[Start Entries supplied]
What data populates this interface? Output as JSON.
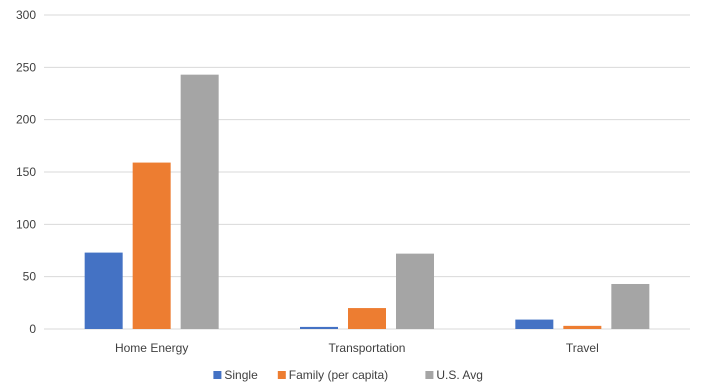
{
  "chart_data": {
    "type": "bar",
    "categories": [
      "Home Energy",
      "Transportation",
      "Travel"
    ],
    "series": [
      {
        "name": "Single",
        "color": "#4472c4",
        "values": [
          73,
          2,
          9
        ]
      },
      {
        "name": "Family (per capita)",
        "color": "#ed7d31",
        "values": [
          159,
          20,
          3
        ]
      },
      {
        "name": "U.S. Avg",
        "color": "#a5a5a5",
        "values": [
          243,
          72,
          43
        ]
      }
    ],
    "ylim": [
      0,
      300
    ],
    "yticks": [
      "0",
      "50",
      "100",
      "150",
      "200",
      "250",
      "300"
    ],
    "grid": true,
    "legend": "bottom"
  }
}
[End Entries supplied]
Problem description - Your copy should hold every record word for word and none of the pictures.

Answer to the problem -
What data populates this interface? Output as JSON.
{
  "chart_data": {
    "type": "bar",
    "categories": [
      "Home Energy",
      "Transportation",
      "Travel"
    ],
    "series": [
      {
        "name": "Single",
        "color": "#4472c4",
        "values": [
          73,
          2,
          9
        ]
      },
      {
        "name": "Family (per capita)",
        "color": "#ed7d31",
        "values": [
          159,
          20,
          3
        ]
      },
      {
        "name": "U.S. Avg",
        "color": "#a5a5a5",
        "values": [
          243,
          72,
          43
        ]
      }
    ],
    "ylim": [
      0,
      300
    ],
    "yticks": [
      "0",
      "50",
      "100",
      "150",
      "200",
      "250",
      "300"
    ],
    "grid": true,
    "legend": "bottom"
  }
}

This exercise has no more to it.